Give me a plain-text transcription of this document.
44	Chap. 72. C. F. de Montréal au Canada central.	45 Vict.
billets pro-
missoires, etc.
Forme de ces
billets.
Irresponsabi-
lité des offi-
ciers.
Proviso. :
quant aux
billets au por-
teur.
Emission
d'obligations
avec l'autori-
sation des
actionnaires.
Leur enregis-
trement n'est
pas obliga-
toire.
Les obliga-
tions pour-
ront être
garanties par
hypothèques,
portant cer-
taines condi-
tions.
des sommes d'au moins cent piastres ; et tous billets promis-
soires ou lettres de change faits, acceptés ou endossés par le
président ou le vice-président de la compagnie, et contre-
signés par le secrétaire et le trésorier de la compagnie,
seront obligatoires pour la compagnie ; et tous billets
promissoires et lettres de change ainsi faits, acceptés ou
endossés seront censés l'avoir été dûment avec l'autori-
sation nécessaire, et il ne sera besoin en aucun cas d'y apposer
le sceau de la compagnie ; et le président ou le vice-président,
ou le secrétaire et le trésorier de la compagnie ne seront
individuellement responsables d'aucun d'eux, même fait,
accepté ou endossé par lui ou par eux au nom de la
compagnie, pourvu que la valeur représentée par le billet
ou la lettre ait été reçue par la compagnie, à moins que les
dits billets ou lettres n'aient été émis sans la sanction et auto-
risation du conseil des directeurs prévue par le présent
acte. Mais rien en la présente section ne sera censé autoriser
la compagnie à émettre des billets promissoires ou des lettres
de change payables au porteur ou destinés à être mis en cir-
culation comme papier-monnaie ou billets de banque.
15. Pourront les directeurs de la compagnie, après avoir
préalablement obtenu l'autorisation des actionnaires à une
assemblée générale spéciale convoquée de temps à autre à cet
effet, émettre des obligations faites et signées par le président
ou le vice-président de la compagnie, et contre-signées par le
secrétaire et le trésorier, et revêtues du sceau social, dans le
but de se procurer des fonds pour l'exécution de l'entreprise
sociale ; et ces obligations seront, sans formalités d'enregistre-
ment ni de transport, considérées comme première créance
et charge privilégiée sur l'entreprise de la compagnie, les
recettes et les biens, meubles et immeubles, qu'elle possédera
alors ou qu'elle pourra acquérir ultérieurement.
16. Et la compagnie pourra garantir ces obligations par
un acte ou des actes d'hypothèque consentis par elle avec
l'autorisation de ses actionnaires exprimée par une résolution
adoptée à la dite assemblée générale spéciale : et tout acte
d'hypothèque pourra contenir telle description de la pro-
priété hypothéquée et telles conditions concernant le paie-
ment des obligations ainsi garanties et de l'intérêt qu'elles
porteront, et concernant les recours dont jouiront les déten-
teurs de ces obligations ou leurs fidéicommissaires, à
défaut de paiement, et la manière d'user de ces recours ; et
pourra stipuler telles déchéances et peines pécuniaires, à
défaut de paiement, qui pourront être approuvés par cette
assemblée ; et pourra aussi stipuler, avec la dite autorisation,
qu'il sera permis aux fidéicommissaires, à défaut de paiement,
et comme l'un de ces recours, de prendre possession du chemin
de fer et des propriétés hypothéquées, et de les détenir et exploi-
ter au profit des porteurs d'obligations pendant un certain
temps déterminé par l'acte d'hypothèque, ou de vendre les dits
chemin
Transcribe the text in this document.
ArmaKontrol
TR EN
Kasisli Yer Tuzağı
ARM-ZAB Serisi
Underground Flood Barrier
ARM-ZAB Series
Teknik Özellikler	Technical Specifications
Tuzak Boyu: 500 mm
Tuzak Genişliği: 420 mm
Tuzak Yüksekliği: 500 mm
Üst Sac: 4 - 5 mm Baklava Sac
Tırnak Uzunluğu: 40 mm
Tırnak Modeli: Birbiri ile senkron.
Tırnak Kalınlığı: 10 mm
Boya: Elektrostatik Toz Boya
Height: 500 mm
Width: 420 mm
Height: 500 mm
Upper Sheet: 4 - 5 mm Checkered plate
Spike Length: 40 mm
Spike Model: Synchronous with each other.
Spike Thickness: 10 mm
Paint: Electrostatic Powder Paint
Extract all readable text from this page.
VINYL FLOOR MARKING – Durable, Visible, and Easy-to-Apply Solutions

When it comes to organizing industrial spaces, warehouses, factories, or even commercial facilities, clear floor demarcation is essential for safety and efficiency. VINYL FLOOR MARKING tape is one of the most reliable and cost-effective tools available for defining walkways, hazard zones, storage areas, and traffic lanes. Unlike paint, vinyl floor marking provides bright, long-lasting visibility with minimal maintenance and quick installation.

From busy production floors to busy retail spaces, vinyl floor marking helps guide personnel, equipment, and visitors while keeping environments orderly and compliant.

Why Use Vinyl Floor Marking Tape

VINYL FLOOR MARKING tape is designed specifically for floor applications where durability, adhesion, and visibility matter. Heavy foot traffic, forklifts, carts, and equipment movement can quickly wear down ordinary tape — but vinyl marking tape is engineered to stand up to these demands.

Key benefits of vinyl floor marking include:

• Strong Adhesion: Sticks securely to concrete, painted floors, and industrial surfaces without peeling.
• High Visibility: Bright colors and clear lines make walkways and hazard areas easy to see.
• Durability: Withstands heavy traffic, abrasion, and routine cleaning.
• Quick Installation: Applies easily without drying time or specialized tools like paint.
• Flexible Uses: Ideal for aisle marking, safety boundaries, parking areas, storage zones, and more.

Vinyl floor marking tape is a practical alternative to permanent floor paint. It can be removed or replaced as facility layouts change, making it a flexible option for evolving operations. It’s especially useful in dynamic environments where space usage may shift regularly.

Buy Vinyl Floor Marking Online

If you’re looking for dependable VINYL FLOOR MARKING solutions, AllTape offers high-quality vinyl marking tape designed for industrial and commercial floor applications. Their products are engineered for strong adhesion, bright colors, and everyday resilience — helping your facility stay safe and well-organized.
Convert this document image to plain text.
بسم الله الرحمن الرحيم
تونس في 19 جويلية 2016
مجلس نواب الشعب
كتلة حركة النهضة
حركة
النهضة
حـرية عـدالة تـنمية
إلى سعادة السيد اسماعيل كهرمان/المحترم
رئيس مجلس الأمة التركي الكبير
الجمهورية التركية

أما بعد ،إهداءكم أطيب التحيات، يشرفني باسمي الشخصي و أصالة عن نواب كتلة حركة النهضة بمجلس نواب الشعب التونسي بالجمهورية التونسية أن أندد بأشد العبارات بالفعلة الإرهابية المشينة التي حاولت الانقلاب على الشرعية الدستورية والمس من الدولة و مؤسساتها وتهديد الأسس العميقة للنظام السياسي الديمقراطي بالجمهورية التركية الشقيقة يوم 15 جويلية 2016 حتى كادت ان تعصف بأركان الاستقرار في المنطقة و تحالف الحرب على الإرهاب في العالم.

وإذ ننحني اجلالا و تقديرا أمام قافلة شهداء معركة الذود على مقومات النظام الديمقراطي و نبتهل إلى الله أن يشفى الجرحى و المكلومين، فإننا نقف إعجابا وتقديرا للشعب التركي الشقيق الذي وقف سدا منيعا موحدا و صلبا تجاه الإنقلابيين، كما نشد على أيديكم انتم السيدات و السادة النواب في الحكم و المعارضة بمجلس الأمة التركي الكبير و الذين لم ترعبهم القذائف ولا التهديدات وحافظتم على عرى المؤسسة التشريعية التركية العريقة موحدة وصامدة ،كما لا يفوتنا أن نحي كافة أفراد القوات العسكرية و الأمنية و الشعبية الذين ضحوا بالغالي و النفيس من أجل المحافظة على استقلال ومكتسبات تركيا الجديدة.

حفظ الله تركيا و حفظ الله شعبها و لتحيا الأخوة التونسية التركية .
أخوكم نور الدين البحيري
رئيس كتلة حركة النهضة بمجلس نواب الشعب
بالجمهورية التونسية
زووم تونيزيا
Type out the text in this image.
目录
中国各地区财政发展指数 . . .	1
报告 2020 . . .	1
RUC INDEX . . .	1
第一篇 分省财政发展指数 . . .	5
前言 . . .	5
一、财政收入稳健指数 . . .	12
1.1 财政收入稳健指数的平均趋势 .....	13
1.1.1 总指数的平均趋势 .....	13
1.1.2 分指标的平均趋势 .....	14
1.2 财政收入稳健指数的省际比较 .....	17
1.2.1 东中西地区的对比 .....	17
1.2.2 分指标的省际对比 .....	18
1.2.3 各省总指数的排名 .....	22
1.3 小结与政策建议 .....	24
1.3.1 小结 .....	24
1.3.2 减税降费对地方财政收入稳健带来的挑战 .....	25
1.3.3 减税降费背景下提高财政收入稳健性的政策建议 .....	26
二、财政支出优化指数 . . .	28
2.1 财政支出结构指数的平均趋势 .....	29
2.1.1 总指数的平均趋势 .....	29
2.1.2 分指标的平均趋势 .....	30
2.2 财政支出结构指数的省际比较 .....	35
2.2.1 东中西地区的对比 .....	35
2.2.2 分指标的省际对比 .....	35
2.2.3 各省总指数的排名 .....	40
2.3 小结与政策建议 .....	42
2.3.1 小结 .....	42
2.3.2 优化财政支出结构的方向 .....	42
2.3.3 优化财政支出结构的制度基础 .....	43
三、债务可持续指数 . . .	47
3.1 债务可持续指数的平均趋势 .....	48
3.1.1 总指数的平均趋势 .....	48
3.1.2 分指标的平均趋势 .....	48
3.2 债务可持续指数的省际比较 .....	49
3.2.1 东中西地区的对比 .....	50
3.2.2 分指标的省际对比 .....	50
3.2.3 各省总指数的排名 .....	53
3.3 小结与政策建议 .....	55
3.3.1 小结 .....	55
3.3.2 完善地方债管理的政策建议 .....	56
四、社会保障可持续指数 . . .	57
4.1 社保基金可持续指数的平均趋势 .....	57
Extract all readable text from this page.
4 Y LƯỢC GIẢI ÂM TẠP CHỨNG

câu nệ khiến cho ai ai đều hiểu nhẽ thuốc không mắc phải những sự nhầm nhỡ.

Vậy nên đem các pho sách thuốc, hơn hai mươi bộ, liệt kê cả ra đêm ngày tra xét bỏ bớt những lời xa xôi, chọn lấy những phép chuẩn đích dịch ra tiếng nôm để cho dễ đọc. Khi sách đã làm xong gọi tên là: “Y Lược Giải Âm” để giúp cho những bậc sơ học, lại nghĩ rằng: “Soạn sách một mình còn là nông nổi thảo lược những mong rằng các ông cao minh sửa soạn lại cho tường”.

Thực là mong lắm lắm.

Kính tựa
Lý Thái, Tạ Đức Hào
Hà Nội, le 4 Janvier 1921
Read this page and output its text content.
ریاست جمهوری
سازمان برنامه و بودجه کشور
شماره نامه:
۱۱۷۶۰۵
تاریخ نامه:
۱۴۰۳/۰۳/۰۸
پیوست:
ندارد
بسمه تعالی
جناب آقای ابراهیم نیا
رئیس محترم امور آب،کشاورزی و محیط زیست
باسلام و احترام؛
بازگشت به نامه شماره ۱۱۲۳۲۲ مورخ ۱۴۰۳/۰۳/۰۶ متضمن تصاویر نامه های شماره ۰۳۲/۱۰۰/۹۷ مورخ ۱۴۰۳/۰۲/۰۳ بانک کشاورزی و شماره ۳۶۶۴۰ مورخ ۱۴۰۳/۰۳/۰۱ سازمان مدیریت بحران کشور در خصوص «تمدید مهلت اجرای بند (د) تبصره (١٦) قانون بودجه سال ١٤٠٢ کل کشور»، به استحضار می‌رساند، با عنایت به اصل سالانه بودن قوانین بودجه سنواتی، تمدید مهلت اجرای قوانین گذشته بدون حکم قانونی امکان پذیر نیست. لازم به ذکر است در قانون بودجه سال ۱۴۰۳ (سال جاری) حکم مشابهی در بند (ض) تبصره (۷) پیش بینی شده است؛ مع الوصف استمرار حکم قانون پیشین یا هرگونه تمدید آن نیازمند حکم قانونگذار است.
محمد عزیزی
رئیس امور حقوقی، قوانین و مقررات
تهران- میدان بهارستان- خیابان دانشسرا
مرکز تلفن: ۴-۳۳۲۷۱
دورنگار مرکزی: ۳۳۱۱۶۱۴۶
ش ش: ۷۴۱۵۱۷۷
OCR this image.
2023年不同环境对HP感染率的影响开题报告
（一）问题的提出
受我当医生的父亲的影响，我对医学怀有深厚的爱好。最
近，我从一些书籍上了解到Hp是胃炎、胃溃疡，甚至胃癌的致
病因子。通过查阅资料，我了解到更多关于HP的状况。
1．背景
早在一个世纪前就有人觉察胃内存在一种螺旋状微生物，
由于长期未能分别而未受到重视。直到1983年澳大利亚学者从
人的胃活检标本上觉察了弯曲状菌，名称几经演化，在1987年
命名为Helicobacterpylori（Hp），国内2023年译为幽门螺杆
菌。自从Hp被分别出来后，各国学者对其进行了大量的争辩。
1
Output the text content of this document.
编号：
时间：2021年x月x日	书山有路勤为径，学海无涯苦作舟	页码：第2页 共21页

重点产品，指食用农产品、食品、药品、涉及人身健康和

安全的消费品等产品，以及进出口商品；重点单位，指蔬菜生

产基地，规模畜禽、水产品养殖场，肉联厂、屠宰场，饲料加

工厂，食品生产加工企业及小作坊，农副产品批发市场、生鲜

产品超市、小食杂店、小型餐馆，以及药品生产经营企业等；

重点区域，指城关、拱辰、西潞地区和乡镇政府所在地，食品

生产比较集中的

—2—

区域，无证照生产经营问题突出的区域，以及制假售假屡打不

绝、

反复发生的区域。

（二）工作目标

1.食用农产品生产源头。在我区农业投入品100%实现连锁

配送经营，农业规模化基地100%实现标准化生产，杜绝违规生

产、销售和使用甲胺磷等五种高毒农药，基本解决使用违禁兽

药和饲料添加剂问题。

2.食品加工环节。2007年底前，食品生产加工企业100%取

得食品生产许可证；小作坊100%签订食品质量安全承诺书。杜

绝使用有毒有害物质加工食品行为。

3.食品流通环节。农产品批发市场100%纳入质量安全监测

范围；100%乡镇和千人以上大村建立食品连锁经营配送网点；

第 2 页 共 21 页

+ + +

What is expected: Output, unchanged, the lines from the line with "OCR this image." through the final line of the material.

Solution for this task:
OCR this image.
2023年不同环境对HP感染率的影响开题报告
（一）问题的提出
受我当医生的父亲的影响，我对医学怀有深厚的爱好。最
近，我从一些书籍上了解到Hp是胃炎、胃溃疡，甚至胃癌的致
病因子。通过查阅资料，我了解到更多关于HP的状况。
1．背景
早在一个世纪前就有人觉察胃内存在一种螺旋状微生物，
由于长期未能分别而未受到重视。直到1983年澳大利亚学者从
人的胃活检标本上觉察了弯曲状菌，名称几经演化，在1987年
命名为Helicobacterpylori（Hp），国内2023年译为幽门螺杆
菌。自从Hp被分别出来后，各国学者对其进行了大量的争辩。
1
Output the text content of this document.
编号：
时间：2021年x月x日	书山有路勤为径，学海无涯苦作舟	页码：第2页 共21页

重点产品，指食用农产品、食品、药品、涉及人身健康和

安全的消费品等产品，以及进出口商品；重点单位，指蔬菜生

产基地，规模畜禽、水产品养殖场，肉联厂、屠宰场，饲料加

工厂，食品生产加工企业及小作坊，农副产品批发市场、生鲜

产品超市、小食杂店、小型餐馆，以及药品生产经营企业等；

重点区域，指城关、拱辰、西潞地区和乡镇政府所在地，食品

生产比较集中的

—2—

区域，无证照生产经营问题突出的区域，以及制假售假屡打不

绝、

反复发生的区域。

（二）工作目标

1.食用农产品生产源头。在我区农业投入品100%实现连锁

配送经营，农业规模化基地100%实现标准化生产，杜绝违规生

产、销售和使用甲胺磷等五种高毒农药，基本解决使用违禁兽

药和饲料添加剂问题。

2.食品加工环节。2007年底前，食品生产加工企业100%取

得食品生产许可证；小作坊100%签订食品质量安全承诺书。杜

绝使用有毒有害物质加工食品行为。

3.食品流通环节。农产品批发市场100%纳入质量安全监测

范围；100%乡镇和千人以上大村建立食品连锁经营配送网点；

第 2 页 共 21 页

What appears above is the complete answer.